**EXERCISE GOAL**
Reproduce the data verbatim from its first line through the line holding "legend-col-name: 서행 [490,420,504,428]", inclusive.
>> START
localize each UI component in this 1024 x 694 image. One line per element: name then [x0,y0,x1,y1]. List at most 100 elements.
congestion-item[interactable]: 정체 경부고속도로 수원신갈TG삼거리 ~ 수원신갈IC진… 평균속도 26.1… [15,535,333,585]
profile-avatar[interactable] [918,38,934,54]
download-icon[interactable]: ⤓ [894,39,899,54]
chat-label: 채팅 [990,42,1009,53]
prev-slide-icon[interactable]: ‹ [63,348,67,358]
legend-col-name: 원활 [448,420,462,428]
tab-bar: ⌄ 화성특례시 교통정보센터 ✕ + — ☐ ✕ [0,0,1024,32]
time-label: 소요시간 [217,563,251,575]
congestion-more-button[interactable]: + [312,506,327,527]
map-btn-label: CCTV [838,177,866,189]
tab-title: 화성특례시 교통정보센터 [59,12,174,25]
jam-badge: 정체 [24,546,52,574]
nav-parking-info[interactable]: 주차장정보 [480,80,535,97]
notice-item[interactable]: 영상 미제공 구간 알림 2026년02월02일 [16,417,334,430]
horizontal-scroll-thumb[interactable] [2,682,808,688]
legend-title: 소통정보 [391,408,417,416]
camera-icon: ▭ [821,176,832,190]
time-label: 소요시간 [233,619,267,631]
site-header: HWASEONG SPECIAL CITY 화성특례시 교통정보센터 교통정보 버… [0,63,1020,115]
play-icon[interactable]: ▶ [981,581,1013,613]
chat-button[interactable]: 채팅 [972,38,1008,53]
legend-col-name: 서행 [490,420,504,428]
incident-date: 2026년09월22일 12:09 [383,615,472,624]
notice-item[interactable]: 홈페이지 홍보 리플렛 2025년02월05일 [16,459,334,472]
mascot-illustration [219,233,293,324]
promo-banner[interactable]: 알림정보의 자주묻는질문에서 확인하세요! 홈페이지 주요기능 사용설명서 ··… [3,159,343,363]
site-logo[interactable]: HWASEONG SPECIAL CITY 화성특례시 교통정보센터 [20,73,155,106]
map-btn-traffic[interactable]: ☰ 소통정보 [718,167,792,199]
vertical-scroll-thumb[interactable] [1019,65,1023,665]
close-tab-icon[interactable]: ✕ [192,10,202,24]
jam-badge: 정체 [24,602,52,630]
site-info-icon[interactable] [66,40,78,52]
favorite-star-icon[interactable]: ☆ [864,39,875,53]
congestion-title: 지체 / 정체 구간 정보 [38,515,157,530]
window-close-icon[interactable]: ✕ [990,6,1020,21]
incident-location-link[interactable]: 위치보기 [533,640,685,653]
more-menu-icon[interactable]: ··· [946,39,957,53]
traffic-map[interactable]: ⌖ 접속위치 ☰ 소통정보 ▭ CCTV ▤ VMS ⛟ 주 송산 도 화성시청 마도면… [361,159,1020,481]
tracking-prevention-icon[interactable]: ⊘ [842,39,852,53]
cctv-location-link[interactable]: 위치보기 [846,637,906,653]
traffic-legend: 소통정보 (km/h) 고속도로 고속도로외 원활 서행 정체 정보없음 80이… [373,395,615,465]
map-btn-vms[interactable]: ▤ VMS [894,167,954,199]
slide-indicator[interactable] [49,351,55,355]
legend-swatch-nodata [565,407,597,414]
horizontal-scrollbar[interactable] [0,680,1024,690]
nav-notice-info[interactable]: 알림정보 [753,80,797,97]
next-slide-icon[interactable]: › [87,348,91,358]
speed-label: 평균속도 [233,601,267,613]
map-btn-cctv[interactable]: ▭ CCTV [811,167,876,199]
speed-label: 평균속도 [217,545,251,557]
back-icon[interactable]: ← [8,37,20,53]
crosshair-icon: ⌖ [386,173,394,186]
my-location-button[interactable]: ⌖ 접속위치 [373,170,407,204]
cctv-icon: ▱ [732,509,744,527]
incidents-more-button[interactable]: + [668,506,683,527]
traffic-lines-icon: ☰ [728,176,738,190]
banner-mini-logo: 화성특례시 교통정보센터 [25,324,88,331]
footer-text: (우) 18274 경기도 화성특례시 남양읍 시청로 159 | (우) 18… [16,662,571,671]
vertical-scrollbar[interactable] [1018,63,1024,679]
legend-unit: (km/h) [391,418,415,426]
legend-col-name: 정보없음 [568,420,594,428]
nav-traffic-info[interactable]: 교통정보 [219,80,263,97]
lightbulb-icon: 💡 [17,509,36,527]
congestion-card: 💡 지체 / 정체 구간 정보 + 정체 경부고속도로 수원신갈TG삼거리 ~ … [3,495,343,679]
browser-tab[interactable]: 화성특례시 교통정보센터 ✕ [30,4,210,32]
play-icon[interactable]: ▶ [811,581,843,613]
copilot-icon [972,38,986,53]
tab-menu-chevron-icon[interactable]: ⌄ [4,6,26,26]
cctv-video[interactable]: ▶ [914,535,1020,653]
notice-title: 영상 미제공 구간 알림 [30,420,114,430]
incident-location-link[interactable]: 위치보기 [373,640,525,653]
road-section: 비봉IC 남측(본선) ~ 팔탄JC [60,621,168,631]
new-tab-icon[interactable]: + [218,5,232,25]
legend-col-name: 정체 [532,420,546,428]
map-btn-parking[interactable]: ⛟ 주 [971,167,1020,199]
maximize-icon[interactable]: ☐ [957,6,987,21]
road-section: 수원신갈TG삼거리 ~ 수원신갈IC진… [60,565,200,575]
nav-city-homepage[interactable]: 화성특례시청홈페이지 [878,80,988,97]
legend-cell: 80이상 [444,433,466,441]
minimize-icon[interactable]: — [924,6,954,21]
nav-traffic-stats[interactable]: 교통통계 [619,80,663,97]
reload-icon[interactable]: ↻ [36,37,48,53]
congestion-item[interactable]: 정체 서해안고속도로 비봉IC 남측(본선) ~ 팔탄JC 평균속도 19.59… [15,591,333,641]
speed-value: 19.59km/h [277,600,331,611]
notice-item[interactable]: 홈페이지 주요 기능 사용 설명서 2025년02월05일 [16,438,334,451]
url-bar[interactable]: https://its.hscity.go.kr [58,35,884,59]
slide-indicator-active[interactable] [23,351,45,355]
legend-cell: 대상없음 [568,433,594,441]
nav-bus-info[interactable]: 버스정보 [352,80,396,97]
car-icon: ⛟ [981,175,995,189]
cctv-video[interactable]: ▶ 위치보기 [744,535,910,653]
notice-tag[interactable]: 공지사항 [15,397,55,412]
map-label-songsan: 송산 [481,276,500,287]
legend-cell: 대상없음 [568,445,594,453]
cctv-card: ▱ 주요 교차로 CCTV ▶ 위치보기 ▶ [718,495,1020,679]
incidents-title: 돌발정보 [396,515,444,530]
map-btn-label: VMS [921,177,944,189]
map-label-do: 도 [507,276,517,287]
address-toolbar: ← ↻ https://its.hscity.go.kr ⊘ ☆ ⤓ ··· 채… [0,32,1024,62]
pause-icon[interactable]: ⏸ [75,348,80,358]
>> END
**COMPLETED EXERCISE**
localize each UI component in this 1024 x 694 image. One line per element: name then [x0,y0,x1,y1]. List at most 100 elements.
congestion-item[interactable]: 정체 경부고속도로 수원신갈TG삼거리 ~ 수원신갈IC진… 평균속도 26.1… [15,535,333,585]
profile-avatar[interactable] [918,38,934,54]
download-icon[interactable]: ⤓ [894,39,899,54]
chat-label: 채팅 [990,42,1009,53]
prev-slide-icon[interactable]: ‹ [63,348,67,358]
legend-col-name: 원활 [448,420,462,428]
tab-bar: ⌄ 화성특례시 교통정보센터 ✕ + — ☐ ✕ [0,0,1024,32]
time-label: 소요시간 [217,563,251,575]
congestion-more-button[interactable]: + [312,506,327,527]
map-btn-label: CCTV [838,177,866,189]
tab-title: 화성특례시 교통정보센터 [59,12,174,25]
jam-badge: 정체 [24,546,52,574]
nav-parking-info[interactable]: 주차장정보 [480,80,535,97]
notice-item[interactable]: 영상 미제공 구간 알림 2026년02월02일 [16,417,334,430]
horizontal-scroll-thumb[interactable] [2,682,808,688]
legend-title: 소통정보 [391,408,417,416]
camera-icon: ▭ [821,176,832,190]
time-label: 소요시간 [233,619,267,631]
site-header: HWASEONG SPECIAL CITY 화성특례시 교통정보센터 교통정보 버… [0,63,1020,115]
play-icon[interactable]: ▶ [981,581,1013,613]
chat-button[interactable]: 채팅 [972,38,1008,53]
legend-col-name: 서행 [490,420,504,428]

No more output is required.